• [Requirement]: Provide only the number of lines in the data below that contain the word "思路点拨".

(Dataset items)
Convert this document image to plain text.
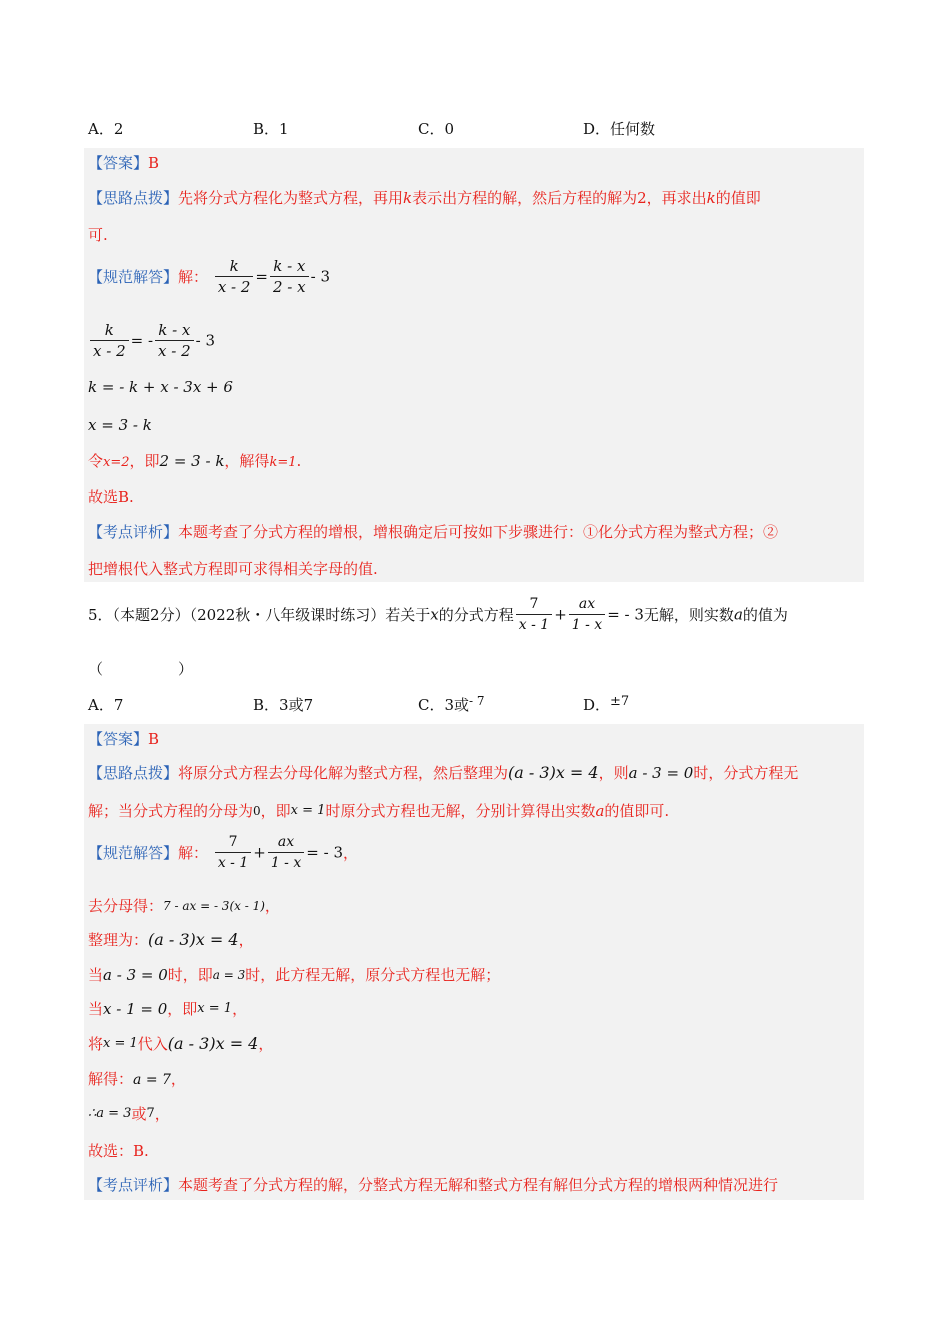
A．2	B．1	C．0	D．任何数
【答案】B
【思路点拨】先将分式方程化为整式方程，再用k表示出方程的解，然后方程的解为2，再求出k的值即
可.
【规范解答】解： $\frac{k}{x - 2} = \frac{k - x}{2 - x} - 3$
$\frac{k}{x - 2}$ = - $\frac{k - x}{x - 2} - 3$
k = - k + x - 3x + 6
x = 3 - k
令x=2，即2 = 3 - k，解得k=1.
故选B.
【考点评析】本题考查了分式方程的增根，增根确定后可按如下步骤进行：①化分式方程为整式方程；②
把增根代入整式方程即可求得相关字母的值.
5．（本题2分）（2022秋・八年级课时练习）若关于x的分式方程 $\frac{7}{x - 1} + \frac{ax}{1 - x}$ = - 3无解，则实数a的值为
（　　　　　）
A．7	B．3或7	C．3或$^{- 7}$	D．±7
【答案】B
【思路点拨】将原分式方程去分母化解为整式方程，然后整理为(a - 3)x = 4，则a - 3 = 0时，分式方程无
解；当分式方程的分母为$^0$，即x = 1时原分式方程也无解，分别计算得出实数a的值即可.
【规范解答】解： $\frac{7}{x - 1} + \frac{ax}{1 - x}$ = - 3，
去分母得：$^{7 - ax = - 3(x - 1)}$，
整理为：(a - 3)x = 4，
当a - 3 = 0时，即$^{a = 3}$时，此方程无解，原分式方程也无解；
当x - 1 = 0，即x = 1，
将x = 1代入(a - 3)x = 4，
解得：a = 7，
∴a = 3或7，
故选：B.
【考点评析】本题考查了分式方程的解，分整式方程无解和整式方程有解但分式方程的增根两种情况进行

• [Answer for the task]: 2